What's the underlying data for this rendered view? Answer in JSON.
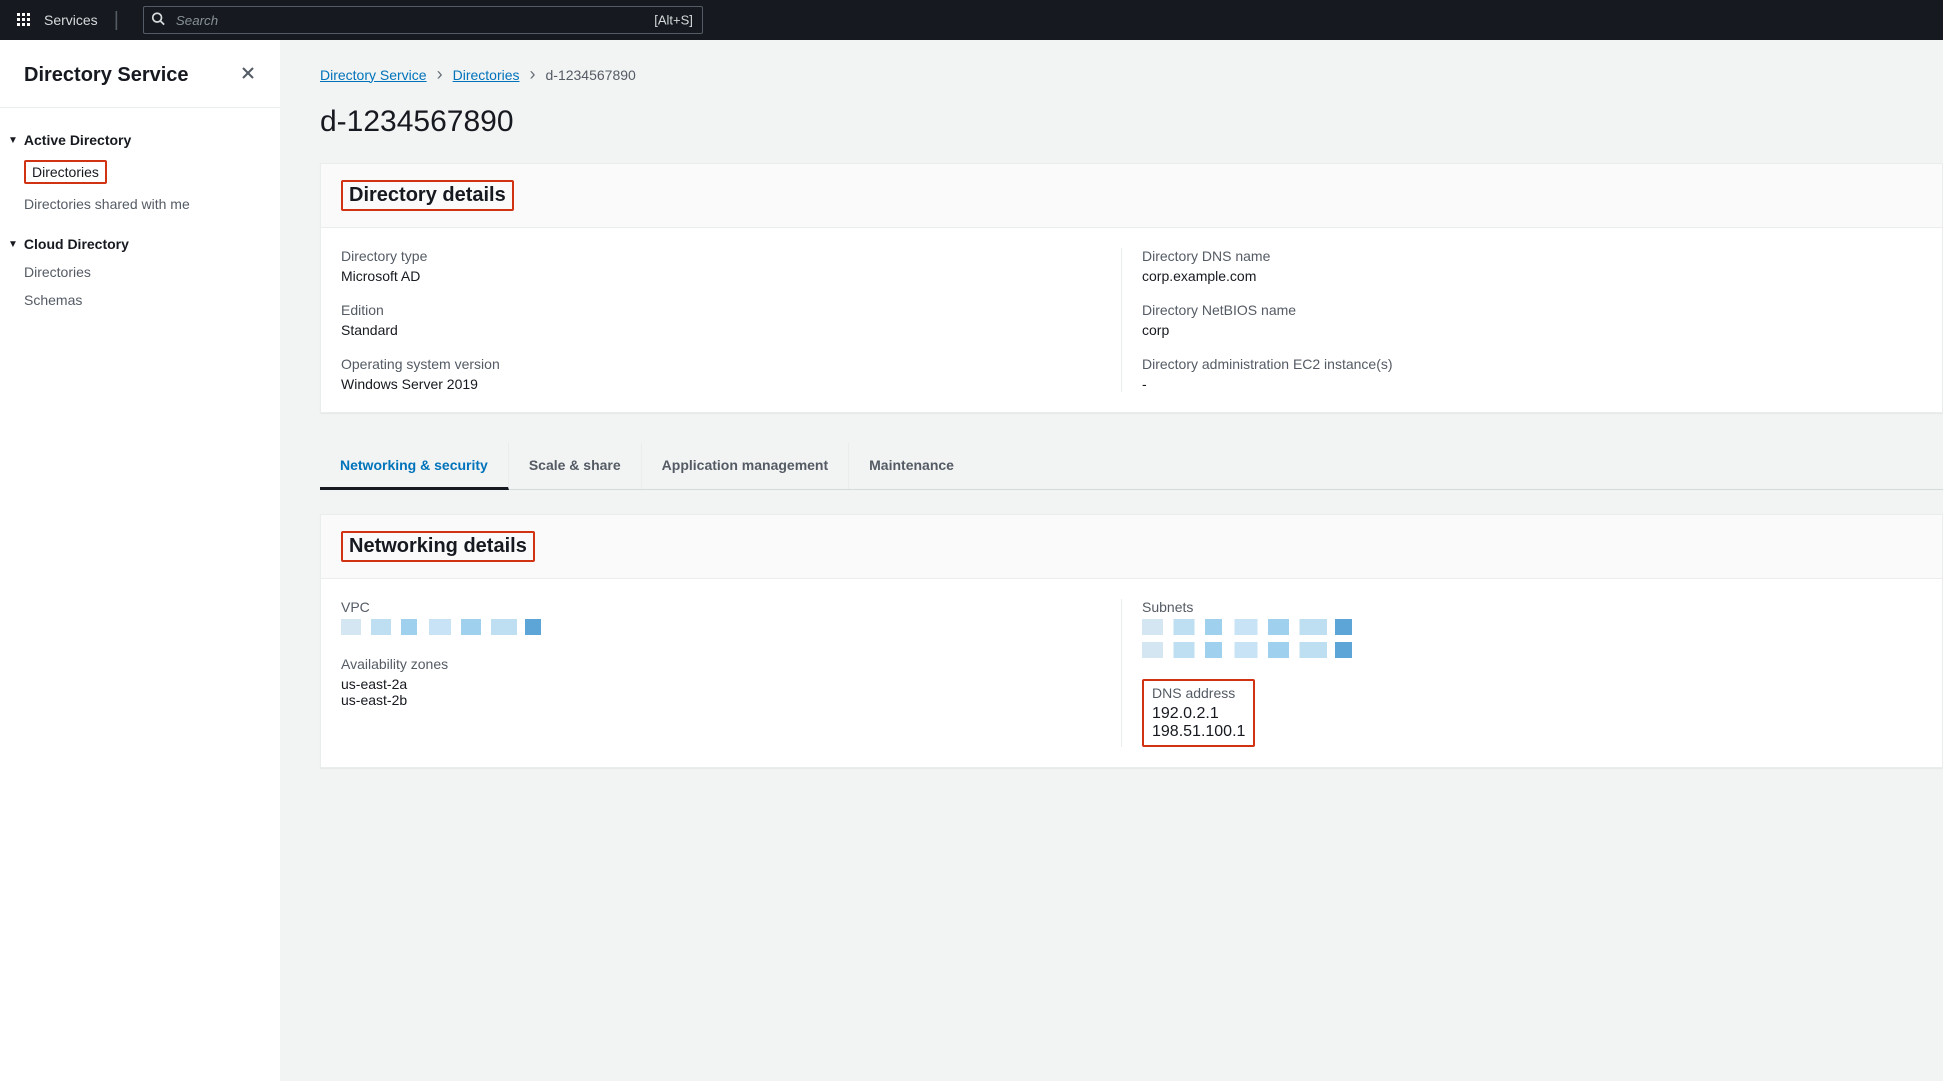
{
  "topnav": {
    "services_label": "Services",
    "search_placeholder": "Search",
    "search_shortcut": "[Alt+S]"
  },
  "sidebar": {
    "title": "Directory Service",
    "groups": [
      {
        "title": "Active Directory",
        "items": [
          {
            "label": "Directories",
            "active": true
          },
          {
            "label": "Directories shared with me",
            "active": false
          }
        ]
      },
      {
        "title": "Cloud Directory",
        "items": [
          {
            "label": "Directories",
            "active": false
          },
          {
            "label": "Schemas",
            "active": false
          }
        ]
      }
    ]
  },
  "breadcrumbs": {
    "items": [
      {
        "label": "Directory Service",
        "link": true
      },
      {
        "label": "Directories",
        "link": true
      },
      {
        "label": "d-1234567890",
        "link": false
      }
    ]
  },
  "page_title": "d-1234567890",
  "directory_details": {
    "panel_title": "Directory details",
    "left": {
      "directory_type_label": "Directory type",
      "directory_type_value": "Microsoft AD",
      "edition_label": "Edition",
      "edition_value": "Standard",
      "os_version_label": "Operating system version",
      "os_version_value": "Windows Server 2019"
    },
    "right": {
      "dns_name_label": "Directory DNS name",
      "dns_name_value": "corp.example.com",
      "netbios_label": "Directory NetBIOS name",
      "netbios_value": "corp",
      "ec2_label": "Directory administration EC2 instance(s)",
      "ec2_value": "-"
    }
  },
  "tabs": {
    "items": [
      "Networking & security",
      "Scale & share",
      "Application management",
      "Maintenance"
    ],
    "active_index": 0
  },
  "networking_details": {
    "panel_title": "Networking details",
    "vpc_label": "VPC",
    "az_label": "Availability zones",
    "az_values": [
      "us-east-2a",
      "us-east-2b"
    ],
    "subnets_label": "Subnets",
    "dns_addr_label": "DNS address",
    "dns_addr_values": [
      "192.0.2.1",
      "198.51.100.1"
    ]
  }
}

———

PROBLEM DETAILS ▸ From the listing above, pick out each line where the word "Directories" appears.

EXPECTED ANSWER ▸
            "label": "Directories",
            "label": "Directories shared with me",
            "label": "Directories",
        "label": "Directories",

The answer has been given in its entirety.